* **Task prompt**
Repeat the material below exactly, with no pictures.

* **Input data**
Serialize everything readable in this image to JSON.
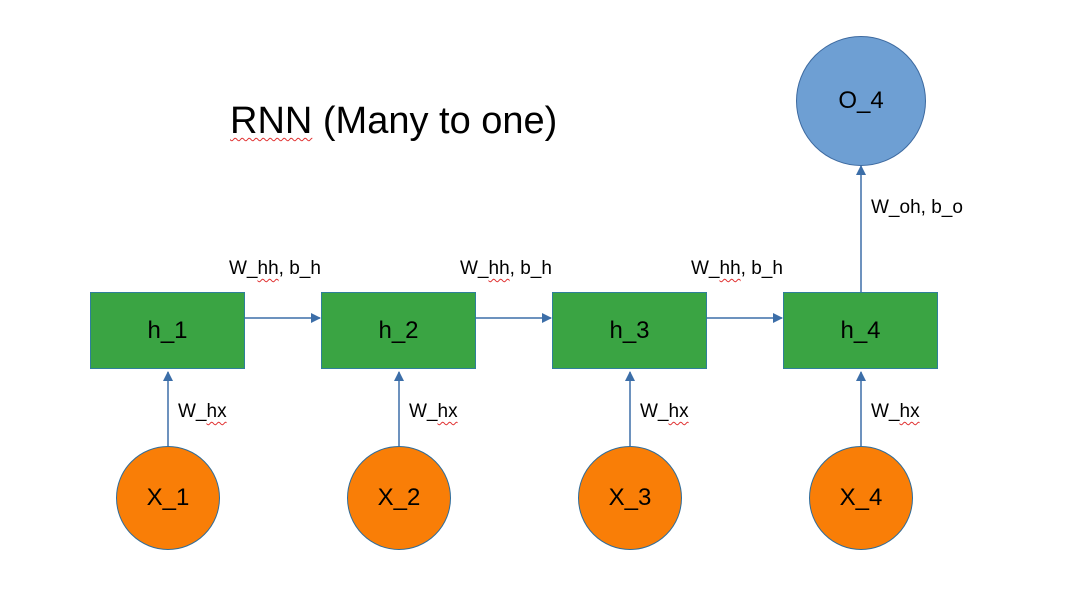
{
  "title": "RNN (Many to one)",
  "title_parts": {
    "squiggled": "RNN",
    "rest": " (Many to one)"
  },
  "colors": {
    "hidden_fill": "#3aa443",
    "input_fill": "#f97e07",
    "output_fill": "#6e9fd3",
    "arrow": "#3c6ea8",
    "spellcheck": "#e03030"
  },
  "hidden_nodes": [
    {
      "label": "h_1"
    },
    {
      "label": "h_2"
    },
    {
      "label": "h_3"
    },
    {
      "label": "h_4"
    }
  ],
  "input_nodes": [
    {
      "label": "X_1"
    },
    {
      "label": "X_2"
    },
    {
      "label": "X_3"
    },
    {
      "label": "X_4"
    }
  ],
  "output_node": {
    "label": "O_4"
  },
  "edges": {
    "input_to_hidden": [
      {
        "w": "W_",
        "w2": "hx"
      },
      {
        "w": "W_",
        "w2": "hx"
      },
      {
        "w": "W_",
        "w2": "hx"
      },
      {
        "w": "W_",
        "w2": "hx"
      }
    ],
    "hidden_to_hidden": [
      {
        "w": "W_",
        "w2": "hh",
        "b": ", b_h"
      },
      {
        "w": "W_",
        "w2": "hh",
        "b": ", b_h"
      },
      {
        "w": "W_",
        "w2": "hh",
        "b": ", b_h"
      }
    ],
    "hidden_to_output": {
      "label": "W_oh, b_o"
    }
  }
}
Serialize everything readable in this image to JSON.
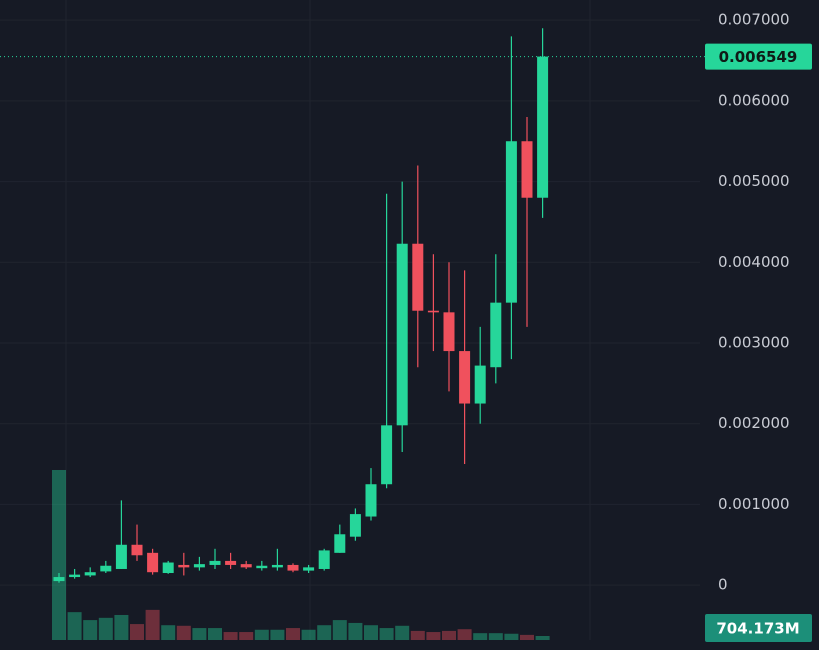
{
  "chart_data": {
    "type": "candlestick",
    "open": [
      5e-05,
      0.0001,
      0.00012,
      0.00017,
      0.0002,
      0.0005,
      0.0004,
      0.00015,
      0.00025,
      0.00022,
      0.00025,
      0.0003,
      0.00026,
      0.00021,
      0.00022,
      0.00025,
      0.00018,
      0.0002,
      0.0004,
      0.0006,
      0.00085,
      0.00125,
      0.00198,
      0.00423,
      0.0034,
      0.00338,
      0.0029,
      0.00225,
      0.0027,
      0.0035,
      0.0055,
      0.0048
    ],
    "high": [
      0.00015,
      0.0002,
      0.00022,
      0.0003,
      0.00105,
      0.00075,
      0.00045,
      0.0003,
      0.0004,
      0.00035,
      0.00045,
      0.0004,
      0.0003,
      0.0003,
      0.00045,
      0.00027,
      0.00025,
      0.00045,
      0.00075,
      0.00095,
      0.00145,
      0.00485,
      0.005,
      0.0052,
      0.0041,
      0.004,
      0.0039,
      0.0032,
      0.0041,
      0.0068,
      0.0058,
      0.0069
    ],
    "low": [
      3e-05,
      8e-05,
      0.0001,
      0.00015,
      0.0002,
      0.0003,
      0.00013,
      0.00014,
      0.00012,
      0.00018,
      0.0002,
      0.0002,
      0.0002,
      0.00018,
      0.00018,
      0.00016,
      0.00015,
      0.00018,
      0.0004,
      0.00055,
      0.0008,
      0.0012,
      0.00165,
      0.0027,
      0.0029,
      0.0024,
      0.0015,
      0.002,
      0.0025,
      0.0028,
      0.0032,
      0.00455
    ],
    "close": [
      0.0001,
      0.00013,
      0.00016,
      0.00024,
      0.0005,
      0.00037,
      0.00016,
      0.00028,
      0.00022,
      0.00026,
      0.0003,
      0.00025,
      0.00022,
      0.00024,
      0.00025,
      0.00018,
      0.00022,
      0.00043,
      0.00063,
      0.00088,
      0.00125,
      0.00198,
      0.00423,
      0.0034,
      0.00338,
      0.0029,
      0.00225,
      0.00272,
      0.0035,
      0.0055,
      0.0048,
      0.006549
    ],
    "volume": [
      29900,
      4900,
      3500,
      3900,
      4400,
      2800,
      5300,
      2600,
      2500,
      2100,
      2100,
      1400,
      1400,
      1800,
      1800,
      2100,
      1800,
      2600,
      3500,
      3000,
      2600,
      2100,
      2500,
      1600,
      1400,
      1600,
      1900,
      1200,
      1200,
      1100,
      900,
      704.173
    ],
    "volume_label": {
      "value": 704.173,
      "label": "704.173M"
    },
    "last_price": 0.006549,
    "up_color": "#26d69a",
    "down_color": "#f0515d",
    "ylim": [
      -0.00068,
      0.00725
    ],
    "yticks": [
      0,
      {
        "value": 0.001,
        "label": "0.001000"
      },
      {
        "value": 0.002,
        "label": "0.002000"
      },
      {
        "value": 0.003,
        "label": "0.003000"
      },
      {
        "value": 0.004,
        "label": "0.004000"
      },
      {
        "value": 0.005,
        "label": "0.005000"
      },
      {
        "value": 0.006,
        "label": "0.006000"
      },
      {
        "value": 0.007,
        "label": "0.007000"
      }
    ],
    "grid": true
  }
}
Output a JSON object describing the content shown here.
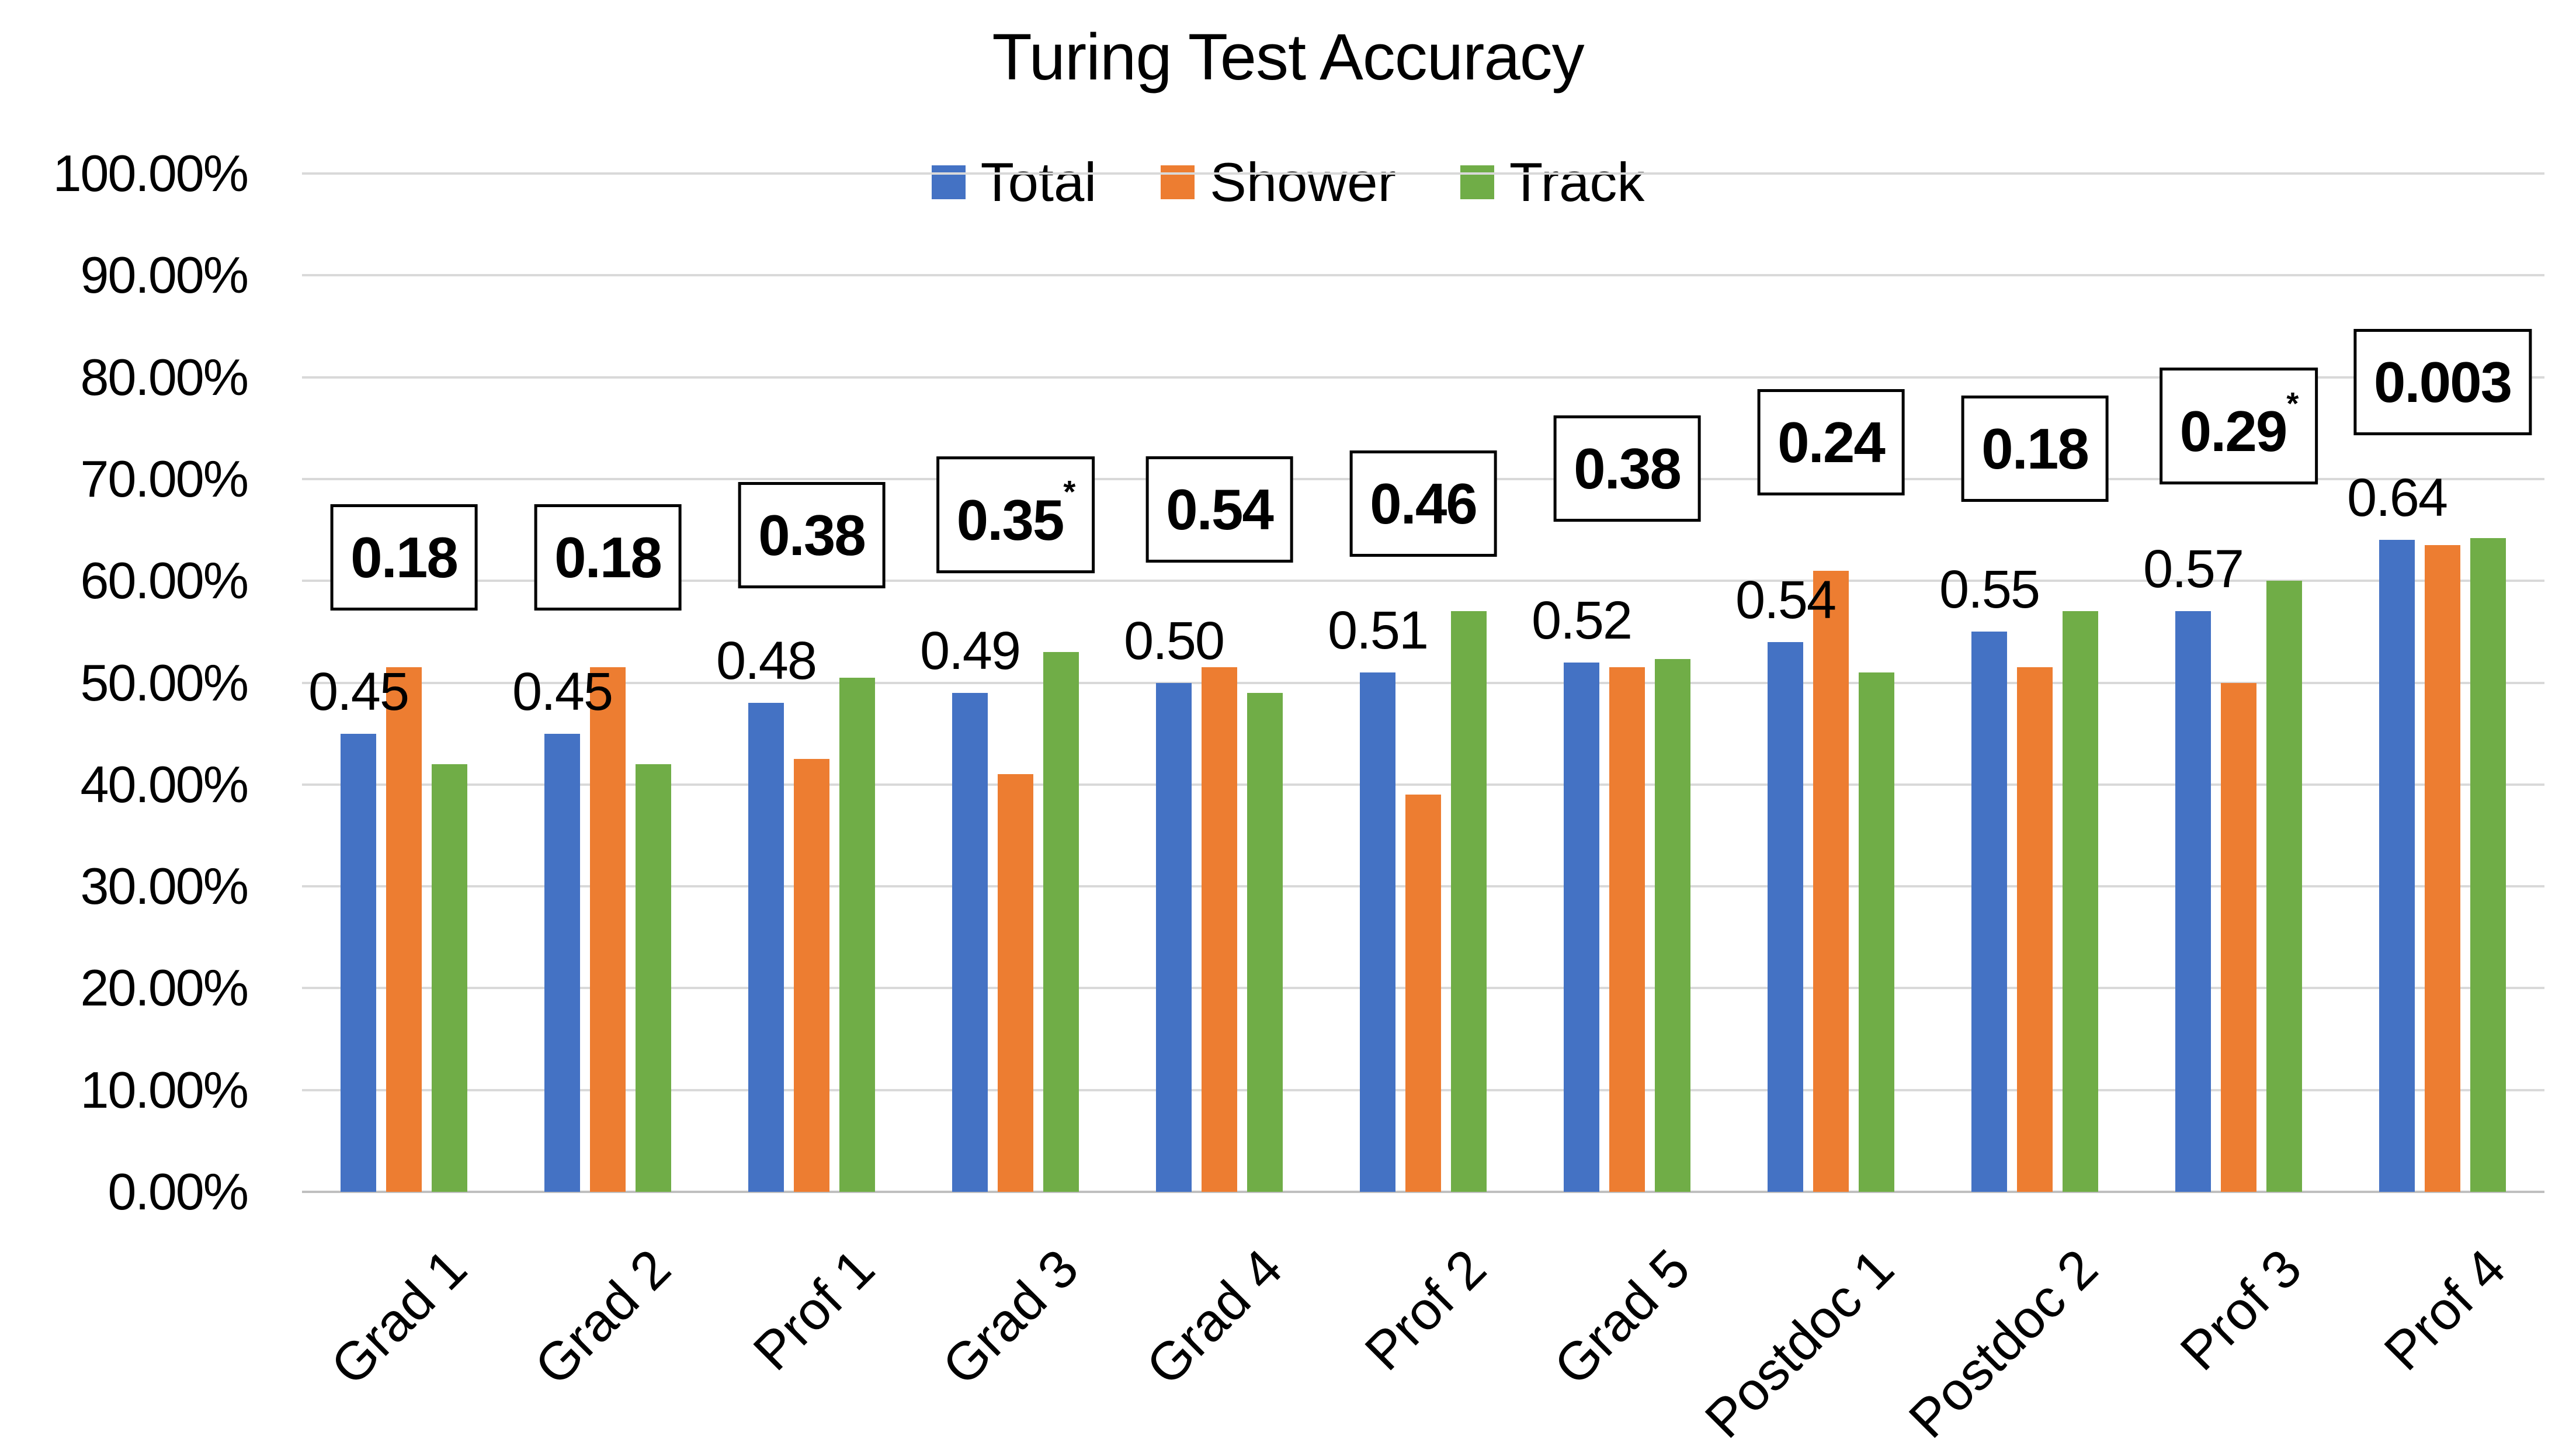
{
  "chart_data": {
    "type": "bar",
    "title": "Turing Test Accuracy",
    "categories": [
      "Grad 1",
      "Grad 2",
      "Prof 1",
      "Grad 3",
      "Grad 4",
      "Prof 2",
      "Grad 5",
      "Postdoc 1",
      "Postdoc 2",
      "Prof 3",
      "Prof 4"
    ],
    "series": [
      {
        "name": "Total",
        "color": "#4472C4",
        "values": [
          0.45,
          0.45,
          0.48,
          0.49,
          0.5,
          0.51,
          0.52,
          0.54,
          0.55,
          0.57,
          0.64
        ]
      },
      {
        "name": "Shower",
        "color": "#ED7D31",
        "values": [
          0.515,
          0.515,
          0.425,
          0.41,
          0.515,
          0.39,
          0.515,
          0.61,
          0.515,
          0.5,
          0.635
        ]
      },
      {
        "name": "Track",
        "color": "#70AD47",
        "values": [
          0.42,
          0.42,
          0.505,
          0.53,
          0.49,
          0.57,
          0.523,
          0.51,
          0.57,
          0.6,
          0.642
        ]
      }
    ],
    "data_labels": [
      "0.45",
      "0.45",
      "0.48",
      "0.49",
      "0.50",
      "0.51",
      "0.52",
      "0.54",
      "0.55",
      "0.57",
      "0.64"
    ],
    "data_label_series": "Total",
    "annotations": [
      {
        "text": "0.18",
        "sup": "",
        "center_pct": 62.3
      },
      {
        "text": "0.18",
        "sup": "",
        "center_pct": 62.3
      },
      {
        "text": "0.38",
        "sup": "",
        "center_pct": 64.5
      },
      {
        "text": "0.35",
        "sup": "*",
        "center_pct": 66.5
      },
      {
        "text": "0.54",
        "sup": "",
        "center_pct": 67.0
      },
      {
        "text": "0.46",
        "sup": "",
        "center_pct": 67.6
      },
      {
        "text": "0.38",
        "sup": "",
        "center_pct": 71.0
      },
      {
        "text": "0.24",
        "sup": "",
        "center_pct": 73.6
      },
      {
        "text": "0.18",
        "sup": "",
        "center_pct": 73.0
      },
      {
        "text": "0.29",
        "sup": "*",
        "center_pct": 75.2
      },
      {
        "text": "0.003",
        "sup": "",
        "center_pct": 79.5
      }
    ],
    "y_ticks": [
      "0.00%",
      "10.00%",
      "20.00%",
      "30.00%",
      "40.00%",
      "50.00%",
      "60.00%",
      "70.00%",
      "80.00%",
      "90.00%",
      "100.00%"
    ],
    "ylim": [
      0,
      1
    ],
    "grid": true,
    "legend_position": "top-center",
    "axis_colors": {
      "gridline": "#D9D9D9",
      "baseline": "#BFBFBF",
      "text": "#000000"
    }
  }
}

* **Answer below**
Serialize everything readable in this image to JSON.
{
  "title": "RNN (Many to one)",
  "title_parts": {
    "squiggled": "RNN",
    "rest": " (Many to one)"
  },
  "colors": {
    "hidden_fill": "#3aa443",
    "input_fill": "#f97e07",
    "output_fill": "#6e9fd3",
    "arrow": "#3c6ea8",
    "spellcheck": "#e03030"
  },
  "hidden_nodes": [
    {
      "label": "h_1"
    },
    {
      "label": "h_2"
    },
    {
      "label": "h_3"
    },
    {
      "label": "h_4"
    }
  ],
  "input_nodes": [
    {
      "label": "X_1"
    },
    {
      "label": "X_2"
    },
    {
      "label": "X_3"
    },
    {
      "label": "X_4"
    }
  ],
  "output_node": {
    "label": "O_4"
  },
  "edges": {
    "input_to_hidden": [
      {
        "w": "W_",
        "w2": "hx"
      },
      {
        "w": "W_",
        "w2": "hx"
      },
      {
        "w": "W_",
        "w2": "hx"
      },
      {
        "w": "W_",
        "w2": "hx"
      }
    ],
    "hidden_to_hidden": [
      {
        "w": "W_",
        "w2": "hh",
        "b": ", b_h"
      },
      {
        "w": "W_",
        "w2": "hh",
        "b": ", b_h"
      },
      {
        "w": "W_",
        "w2": "hh",
        "b": ", b_h"
      }
    ],
    "hidden_to_output": {
      "label": "W_oh, b_o"
    }
  }
}
Serialize everything readable in this image to JSON.
{
  "chart_data": {
    "type": "candlestick",
    "open": [
      5e-05,
      0.0001,
      0.00012,
      0.00017,
      0.0002,
      0.0005,
      0.0004,
      0.00015,
      0.00025,
      0.00022,
      0.00025,
      0.0003,
      0.00026,
      0.00021,
      0.00022,
      0.00025,
      0.00018,
      0.0002,
      0.0004,
      0.0006,
      0.00085,
      0.00125,
      0.00198,
      0.00423,
      0.0034,
      0.00338,
      0.0029,
      0.00225,
      0.0027,
      0.0035,
      0.0055,
      0.0048
    ],
    "high": [
      0.00015,
      0.0002,
      0.00022,
      0.0003,
      0.00105,
      0.00075,
      0.00045,
      0.0003,
      0.0004,
      0.00035,
      0.00045,
      0.0004,
      0.0003,
      0.0003,
      0.00045,
      0.00027,
      0.00025,
      0.00045,
      0.00075,
      0.00095,
      0.00145,
      0.00485,
      0.005,
      0.0052,
      0.0041,
      0.004,
      0.0039,
      0.0032,
      0.0041,
      0.0068,
      0.0058,
      0.0069
    ],
    "low": [
      3e-05,
      8e-05,
      0.0001,
      0.00015,
      0.0002,
      0.0003,
      0.00013,
      0.00014,
      0.00012,
      0.00018,
      0.0002,
      0.0002,
      0.0002,
      0.00018,
      0.00018,
      0.00016,
      0.00015,
      0.00018,
      0.0004,
      0.00055,
      0.0008,
      0.0012,
      0.00165,
      0.0027,
      0.0029,
      0.0024,
      0.0015,
      0.002,
      0.0025,
      0.0028,
      0.0032,
      0.00455
    ],
    "close": [
      0.0001,
      0.00013,
      0.00016,
      0.00024,
      0.0005,
      0.00037,
      0.00016,
      0.00028,
      0.00022,
      0.00026,
      0.0003,
      0.00025,
      0.00022,
      0.00024,
      0.00025,
      0.00018,
      0.00022,
      0.00043,
      0.00063,
      0.00088,
      0.00125,
      0.00198,
      0.00423,
      0.0034,
      0.00338,
      0.0029,
      0.00225,
      0.00272,
      0.0035,
      0.0055,
      0.0048,
      0.006549
    ],
    "volume": [
      29900,
      4900,
      3500,
      3900,
      4400,
      2800,
      5300,
      2600,
      2500,
      2100,
      2100,
      1400,
      1400,
      1800,
      1800,
      2100,
      1800,
      2600,
      3500,
      3000,
      2600,
      2100,
      2500,
      1600,
      1400,
      1600,
      1900,
      1200,
      1200,
      1100,
      900,
      704.173
    ],
    "volume_label": {
      "value": 704.173,
      "label": "704.173M"
    },
    "last_price": 0.006549,
    "up_color": "#26d69a",
    "down_color": "#f0515d",
    "ylim": [
      -0.00068,
      0.00725
    ],
    "yticks": [
      0,
      {
        "value": 0.001,
        "label": "0.001000"
      },
      {
        "value": 0.002,
        "label": "0.002000"
      },
      {
        "value": 0.003,
        "label": "0.003000"
      },
      {
        "value": 0.004,
        "label": "0.004000"
      },
      {
        "value": 0.005,
        "label": "0.005000"
      },
      {
        "value": 0.006,
        "label": "0.006000"
      },
      {
        "value": 0.007,
        "label": "0.007000"
      }
    ],
    "grid": true
  }
}
Output a JSON object describing the content shown here.
{
  "chart_data": {
    "type": "bar",
    "title": "Turing Test Accuracy",
    "categories": [
      "Grad 1",
      "Grad 2",
      "Prof 1",
      "Grad 3",
      "Grad 4",
      "Prof 2",
      "Grad 5",
      "Postdoc 1",
      "Postdoc 2",
      "Prof 3",
      "Prof 4"
    ],
    "series": [
      {
        "name": "Total",
        "color": "#4472C4",
        "values": [
          0.45,
          0.45,
          0.48,
          0.49,
          0.5,
          0.51,
          0.52,
          0.54,
          0.55,
          0.57,
          0.64
        ]
      },
      {
        "name": "Shower",
        "color": "#ED7D31",
        "values": [
          0.515,
          0.515,
          0.425,
          0.41,
          0.515,
          0.39,
          0.515,
          0.61,
          0.515,
          0.5,
          0.635
        ]
      },
      {
        "name": "Track",
        "color": "#70AD47",
        "values": [
          0.42,
          0.42,
          0.505,
          0.53,
          0.49,
          0.57,
          0.523,
          0.51,
          0.57,
          0.6,
          0.642
        ]
      }
    ],
    "data_labels": [
      "0.45",
      "0.45",
      "0.48",
      "0.49",
      "0.50",
      "0.51",
      "0.52",
      "0.54",
      "0.55",
      "0.57",
      "0.64"
    ],
    "data_label_series": "Total",
    "annotations": [
      {
        "text": "0.18",
        "sup": "",
        "center_pct": 62.3
      },
      {
        "text": "0.18",
        "sup": "",
        "center_pct": 62.3
      },
      {
        "text": "0.38",
        "sup": "",
        "center_pct": 64.5
      },
      {
        "text": "0.35",
        "sup": "*",
        "center_pct": 66.5
      },
      {
        "text": "0.54",
        "sup": "",
        "center_pct": 67.0
      },
      {
        "text": "0.46",
        "sup": "",
        "center_pct": 67.6
      },
      {
        "text": "0.38",
        "sup": "",
        "center_pct": 71.0
      },
      {
        "text": "0.24",
        "sup": "",
        "center_pct": 73.6
      },
      {
        "text": "0.18",
        "sup": "",
        "center_pct": 73.0
      },
      {
        "text": "0.29",
        "sup": "*",
        "center_pct": 75.2
      },
      {
        "text": "0.003",
        "sup": "",
        "center_pct": 79.5
      }
    ],
    "y_ticks": [
      "0.00%",
      "10.00%",
      "20.00%",
      "30.00%",
      "40.00%",
      "50.00%",
      "60.00%",
      "70.00%",
      "80.00%",
      "90.00%",
      "100.00%"
    ],
    "ylim": [
      0,
      1
    ],
    "grid": true,
    "legend_position": "top-center",
    "axis_colors": {
      "gridline": "#D9D9D9",
      "baseline": "#BFBFBF",
      "text": "#000000"
    }
  }
}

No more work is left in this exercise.